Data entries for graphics
begin
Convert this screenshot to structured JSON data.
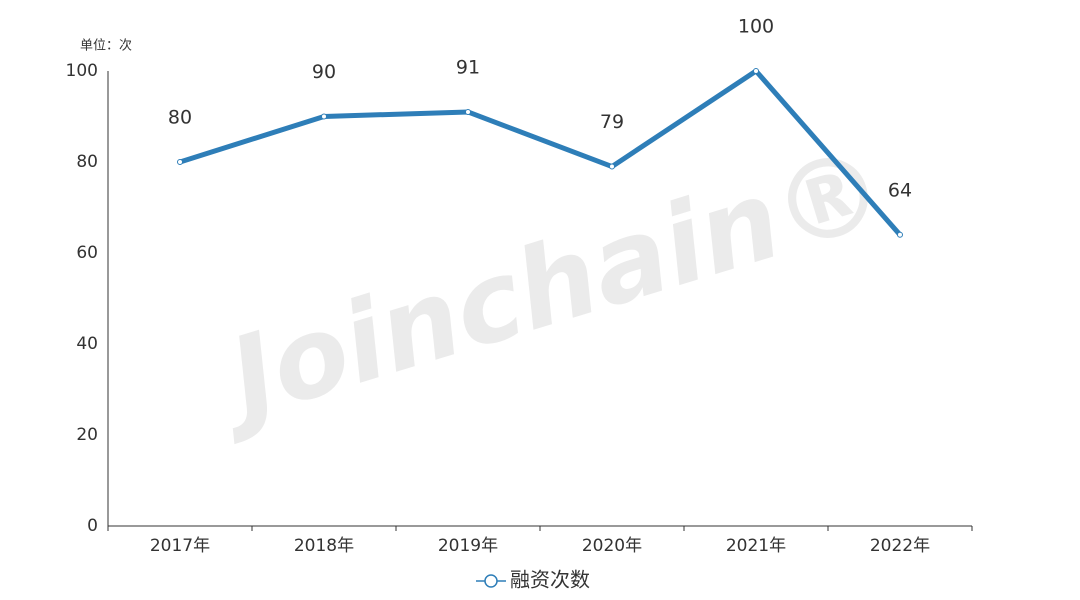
{
  "chart_data": {
    "type": "line",
    "y_label": "单位：次",
    "watermark": "Joinchain®",
    "categories": [
      "2017年",
      "2018年",
      "2019年",
      "2020年",
      "2021年",
      "2022年"
    ],
    "series": [
      {
        "name": "融资次数",
        "color": "#2e7eb8",
        "values": [
          80,
          90,
          91,
          79,
          100,
          64
        ]
      }
    ],
    "ylim": [
      0,
      100
    ],
    "yticks": [
      0,
      20,
      40,
      60,
      80,
      100
    ],
    "grid": false,
    "data_labels": true,
    "legend": "bottom"
  }
}
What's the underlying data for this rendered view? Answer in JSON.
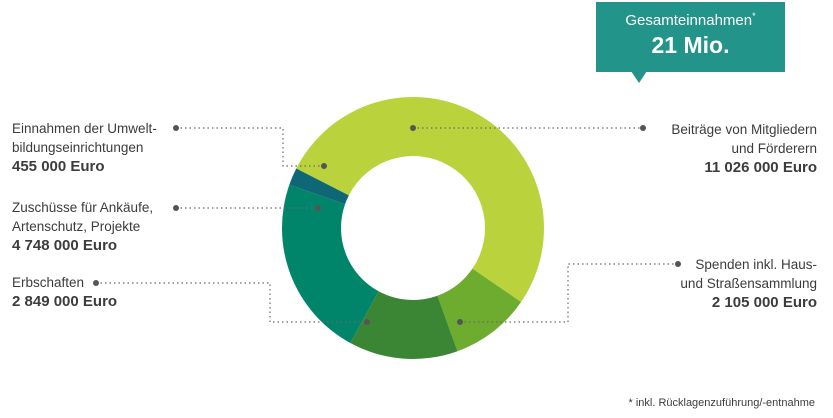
{
  "callout": {
    "title": "Gesamteinnahmen",
    "marker": "*",
    "value": "21 Mio.",
    "color": "#22948a"
  },
  "chart_data": {
    "type": "pie",
    "style": "donut",
    "title": "",
    "series": [
      {
        "name": "Beiträge von Mitgliedern und Förderern",
        "value": 11026000,
        "label": "11 026 000 Euro",
        "color": "#bad33c"
      },
      {
        "name": "Spenden inkl. Haus- und Straßensammlung",
        "value": 2105000,
        "label": "2 105 000 Euro",
        "color": "#6eac2f"
      },
      {
        "name": "Erbschaften",
        "value": 2849000,
        "label": "2 849 000 Euro",
        "color": "#3b8634"
      },
      {
        "name": "Zuschüsse für Ankäufe, Artenschutz, Projekte",
        "value": 4748000,
        "label": "4 748 000 Euro",
        "color": "#00856b"
      },
      {
        "name": "Einnahmen der Umweltbildungseinrichtungen",
        "value": 455000,
        "label": "455 000 Euro",
        "color": "#0f6675"
      }
    ]
  },
  "labels": [
    {
      "name": "Beiträge von Mitgliedern\nund Förderern",
      "amount": "11 026 000 Euro"
    },
    {
      "name": "Spenden inkl. Haus-\nund Straßensammlung",
      "amount": "2 105 000 Euro"
    },
    {
      "name": "Erbschaften",
      "amount": "2 849 000 Euro"
    },
    {
      "name": "Zuschüsse für Ankäufe,\nArtenschutz, Projekte",
      "amount": "4 748 000 Euro"
    },
    {
      "name": "Einnahmen der Umwelt-\nbildungseinrichtungen",
      "amount": "455 000 Euro"
    }
  ],
  "footnote": "* inkl. Rücklagenzuführung/-entnahme"
}
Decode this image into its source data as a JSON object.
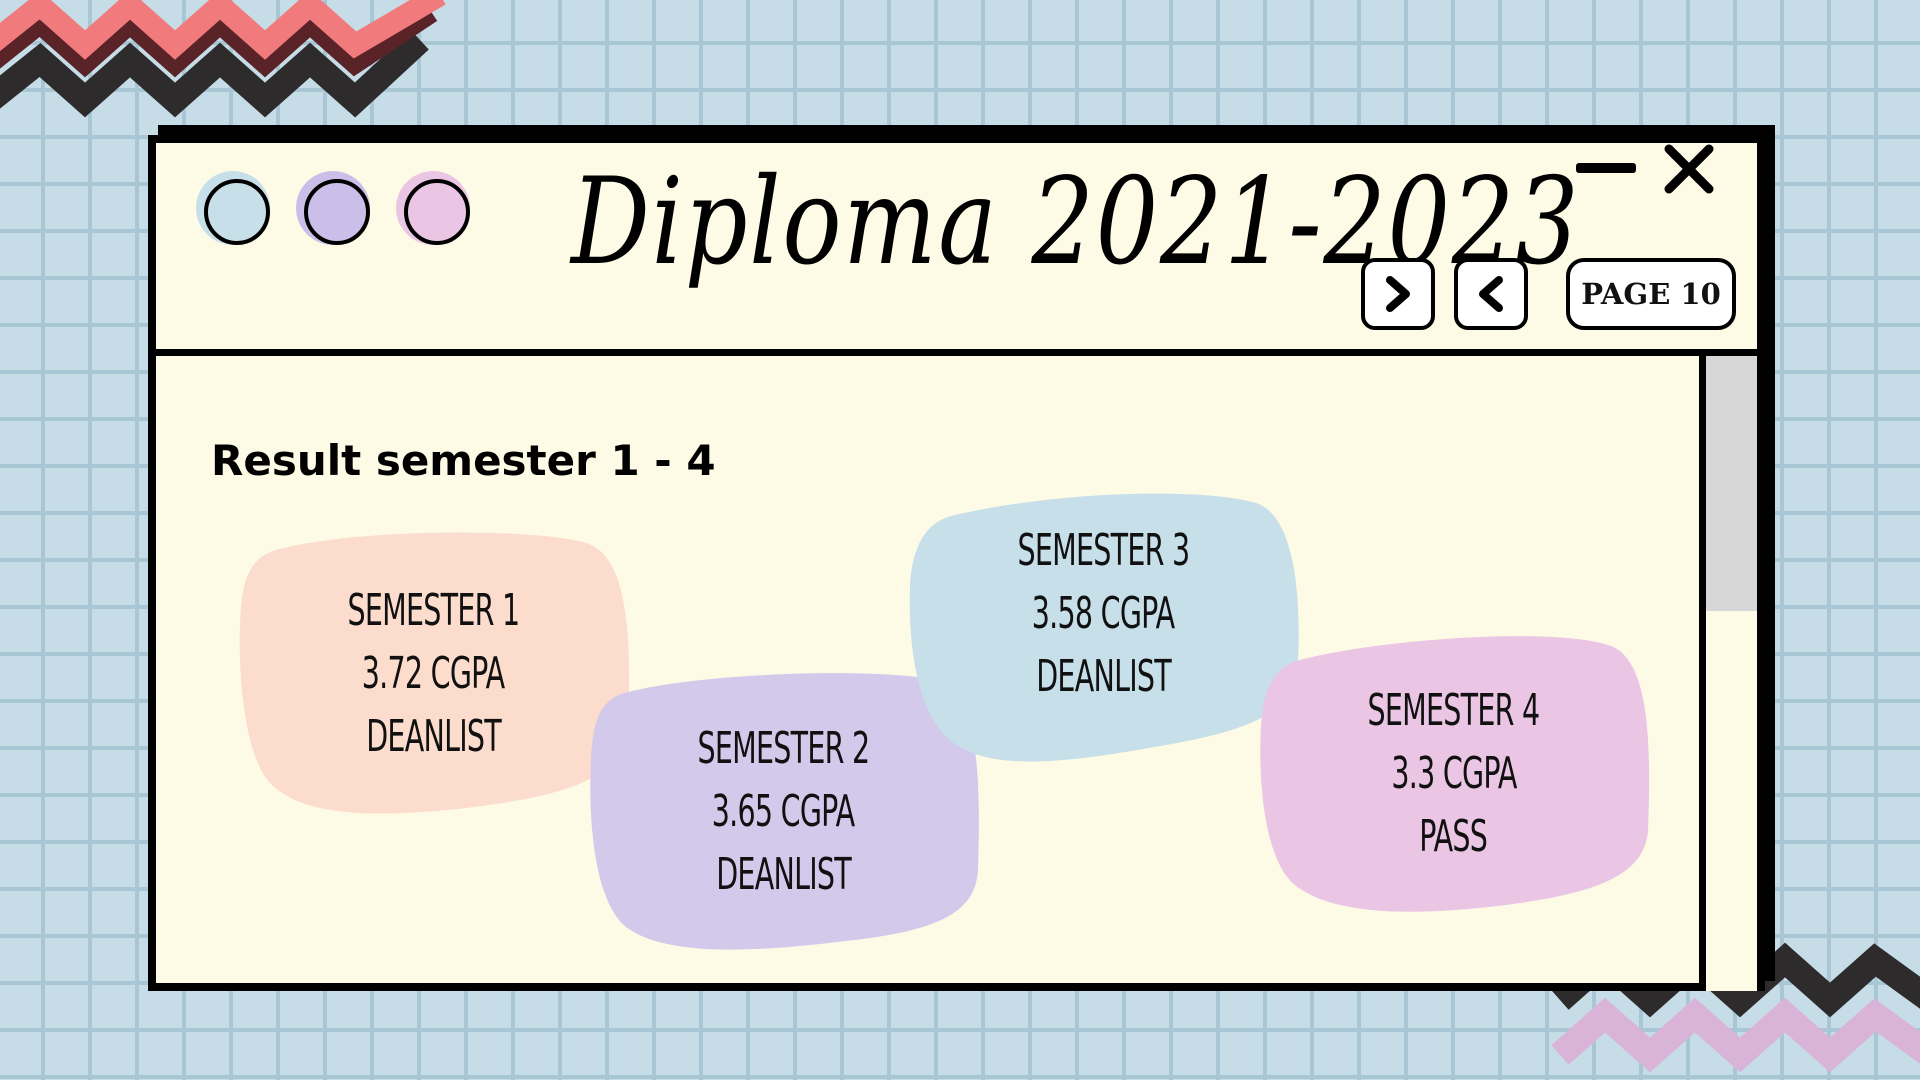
{
  "window": {
    "title": "Diploma 2021-2023",
    "page_label": "PAGE 10",
    "controls": {
      "minimize": "minimize-icon",
      "close": "close-icon",
      "next": "chevron-right-icon",
      "prev": "chevron-left-icon"
    }
  },
  "content": {
    "heading": "Result semester 1 - 4",
    "cards": [
      {
        "name": "SEMESTER 1",
        "cgpa": "3.72 CGPA",
        "status": "DEANLIST",
        "color": "#fcdccd"
      },
      {
        "name": "SEMESTER 2",
        "cgpa": "3.65 CGPA",
        "status": "DEANLIST",
        "color": "#d3c9ea"
      },
      {
        "name": "SEMESTER 3",
        "cgpa": "3.58 CGPA",
        "status": "DEANLIST",
        "color": "#c6dfe9"
      },
      {
        "name": "SEMESTER 4",
        "cgpa": "3.3 CGPA",
        "status": "PASS",
        "color": "#eac6e4"
      }
    ]
  },
  "colors": {
    "background": "#c6dde7",
    "grid": "#a9c6d4",
    "window": "#fdfae6",
    "dot_blue": "#c6dfe9",
    "dot_purple": "#cbbfe9",
    "dot_pink": "#eac6e4",
    "zigzag_red": "#f07a7c",
    "zigzag_dark": "#2e2b2d",
    "zigzag_lilac": "#d9b3d8"
  }
}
end
• GOAL OF THE EXERCISE
Of the lines in the material, how many include "Ankäufe"? Respond with the number alone.

• THE REPLY
2